» **The exercise**
Every record that follows must be duplicated exactly, with images left out.

(Figure collection entries)
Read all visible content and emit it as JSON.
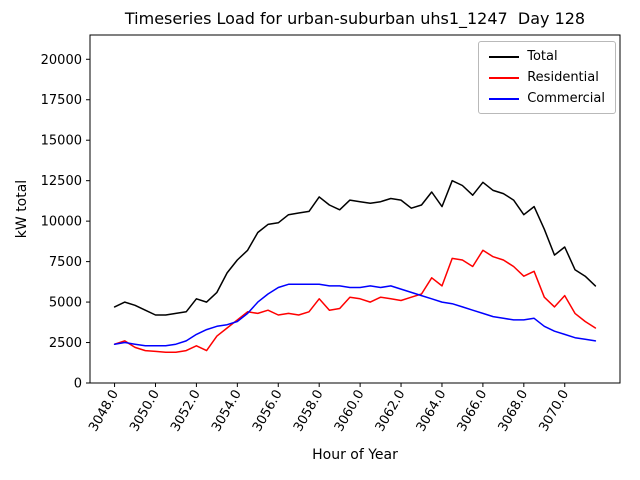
{
  "chart_data": {
    "type": "line",
    "title": "Timeseries Load for urban-suburban uhs1_1247  Day 128",
    "xlabel": "Hour of Year",
    "ylabel": "kW total",
    "xlim": [
      3046.8,
      3072.7
    ],
    "ylim": [
      0,
      21500
    ],
    "grid": false,
    "legend_position": "upper right",
    "background": "#ffffff",
    "xtick_values": [
      3048,
      3050,
      3052,
      3054,
      3056,
      3058,
      3060,
      3062,
      3064,
      3066,
      3068,
      3070
    ],
    "xtick_labels": [
      "3048.0",
      "3050.0",
      "3052.0",
      "3054.0",
      "3056.0",
      "3058.0",
      "3060.0",
      "3062.0",
      "3064.0",
      "3066.0",
      "3068.0",
      "3070.0"
    ],
    "ytick_values": [
      0,
      2500,
      5000,
      7500,
      10000,
      12500,
      15000,
      17500,
      20000
    ],
    "ytick_labels": [
      "0",
      "2500",
      "5000",
      "7500",
      "10000",
      "12500",
      "15000",
      "17500",
      "20000"
    ],
    "x": [
      3048,
      3048.5,
      3049,
      3049.5,
      3050,
      3050.5,
      3051,
      3051.5,
      3052,
      3052.5,
      3053,
      3053.5,
      3054,
      3054.5,
      3055,
      3055.5,
      3056,
      3056.5,
      3057,
      3057.5,
      3058,
      3058.5,
      3059,
      3059.5,
      3060,
      3060.5,
      3061,
      3061.5,
      3062,
      3062.5,
      3063,
      3063.5,
      3064,
      3064.5,
      3065,
      3065.5,
      3066,
      3066.5,
      3067,
      3067.5,
      3068,
      3068.5,
      3069,
      3069.5,
      3070,
      3070.5,
      3071,
      3071.5
    ],
    "series": [
      {
        "name": "Total",
        "color": "#000000",
        "values": [
          4700,
          5000,
          4800,
          4500,
          4200,
          4200,
          4300,
          4400,
          5200,
          5000,
          5600,
          6800,
          7600,
          8200,
          9300,
          9800,
          9900,
          10400,
          10500,
          10600,
          11500,
          11000,
          10700,
          11300,
          11200,
          11100,
          11200,
          11400,
          11300,
          10800,
          11000,
          11800,
          10900,
          12500,
          12200,
          11600,
          12400,
          11900,
          11700,
          11300,
          10400,
          10900,
          9500,
          7900,
          8400,
          7000,
          6600,
          6000
        ]
      },
      {
        "name": "Residential",
        "color": "#ff0000",
        "values": [
          2400,
          2600,
          2200,
          2000,
          1950,
          1900,
          1900,
          2000,
          2300,
          2000,
          2900,
          3400,
          3900,
          4400,
          4300,
          4500,
          4200,
          4300,
          4200,
          4400,
          5200,
          4500,
          4600,
          5300,
          5200,
          5000,
          5300,
          5200,
          5100,
          5300,
          5500,
          6500,
          6000,
          7700,
          7600,
          7200,
          8200,
          7800,
          7600,
          7200,
          6600,
          6900,
          5300,
          4700,
          5400,
          4300,
          3800,
          3400
        ]
      },
      {
        "name": "Commercial",
        "color": "#0000ff",
        "values": [
          2400,
          2500,
          2400,
          2300,
          2300,
          2300,
          2400,
          2600,
          3000,
          3300,
          3500,
          3600,
          3800,
          4300,
          5000,
          5500,
          5900,
          6100,
          6100,
          6100,
          6100,
          6000,
          6000,
          5900,
          5900,
          6000,
          5900,
          6000,
          5800,
          5600,
          5400,
          5200,
          5000,
          4900,
          4700,
          4500,
          4300,
          4100,
          4000,
          3900,
          3900,
          4000,
          3500,
          3200,
          3000,
          2800,
          2700,
          2600
        ]
      }
    ]
  }
}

» **Result for this task**
Read all visible content and emit it as JSON.
{
  "chart_data": {
    "type": "line",
    "title": "Timeseries Load for urban-suburban uhs1_1247  Day 128",
    "xlabel": "Hour of Year",
    "ylabel": "kW total",
    "xlim": [
      3046.8,
      3072.7
    ],
    "ylim": [
      0,
      21500
    ],
    "grid": false,
    "legend_position": "upper right",
    "background": "#ffffff",
    "xtick_values": [
      3048,
      3050,
      3052,
      3054,
      3056,
      3058,
      3060,
      3062,
      3064,
      3066,
      3068,
      3070
    ],
    "xtick_labels": [
      "3048.0",
      "3050.0",
      "3052.0",
      "3054.0",
      "3056.0",
      "3058.0",
      "3060.0",
      "3062.0",
      "3064.0",
      "3066.0",
      "3068.0",
      "3070.0"
    ],
    "ytick_values": [
      0,
      2500,
      5000,
      7500,
      10000,
      12500,
      15000,
      17500,
      20000
    ],
    "ytick_labels": [
      "0",
      "2500",
      "5000",
      "7500",
      "10000",
      "12500",
      "15000",
      "17500",
      "20000"
    ],
    "x": [
      3048,
      3048.5,
      3049,
      3049.5,
      3050,
      3050.5,
      3051,
      3051.5,
      3052,
      3052.5,
      3053,
      3053.5,
      3054,
      3054.5,
      3055,
      3055.5,
      3056,
      3056.5,
      3057,
      3057.5,
      3058,
      3058.5,
      3059,
      3059.5,
      3060,
      3060.5,
      3061,
      3061.5,
      3062,
      3062.5,
      3063,
      3063.5,
      3064,
      3064.5,
      3065,
      3065.5,
      3066,
      3066.5,
      3067,
      3067.5,
      3068,
      3068.5,
      3069,
      3069.5,
      3070,
      3070.5,
      3071,
      3071.5
    ],
    "series": [
      {
        "name": "Total",
        "color": "#000000",
        "values": [
          4700,
          5000,
          4800,
          4500,
          4200,
          4200,
          4300,
          4400,
          5200,
          5000,
          5600,
          6800,
          7600,
          8200,
          9300,
          9800,
          9900,
          10400,
          10500,
          10600,
          11500,
          11000,
          10700,
          11300,
          11200,
          11100,
          11200,
          11400,
          11300,
          10800,
          11000,
          11800,
          10900,
          12500,
          12200,
          11600,
          12400,
          11900,
          11700,
          11300,
          10400,
          10900,
          9500,
          7900,
          8400,
          7000,
          6600,
          6000
        ]
      },
      {
        "name": "Residential",
        "color": "#ff0000",
        "values": [
          2400,
          2600,
          2200,
          2000,
          1950,
          1900,
          1900,
          2000,
          2300,
          2000,
          2900,
          3400,
          3900,
          4400,
          4300,
          4500,
          4200,
          4300,
          4200,
          4400,
          5200,
          4500,
          4600,
          5300,
          5200,
          5000,
          5300,
          5200,
          5100,
          5300,
          5500,
          6500,
          6000,
          7700,
          7600,
          7200,
          8200,
          7800,
          7600,
          7200,
          6600,
          6900,
          5300,
          4700,
          5400,
          4300,
          3800,
          3400
        ]
      },
      {
        "name": "Commercial",
        "color": "#0000ff",
        "values": [
          2400,
          2500,
          2400,
          2300,
          2300,
          2300,
          2400,
          2600,
          3000,
          3300,
          3500,
          3600,
          3800,
          4300,
          5000,
          5500,
          5900,
          6100,
          6100,
          6100,
          6100,
          6000,
          6000,
          5900,
          5900,
          6000,
          5900,
          6000,
          5800,
          5600,
          5400,
          5200,
          5000,
          4900,
          4700,
          4500,
          4300,
          4100,
          4000,
          3900,
          3900,
          4000,
          3500,
          3200,
          3000,
          2800,
          2700,
          2600
        ]
      }
    ]
  }
}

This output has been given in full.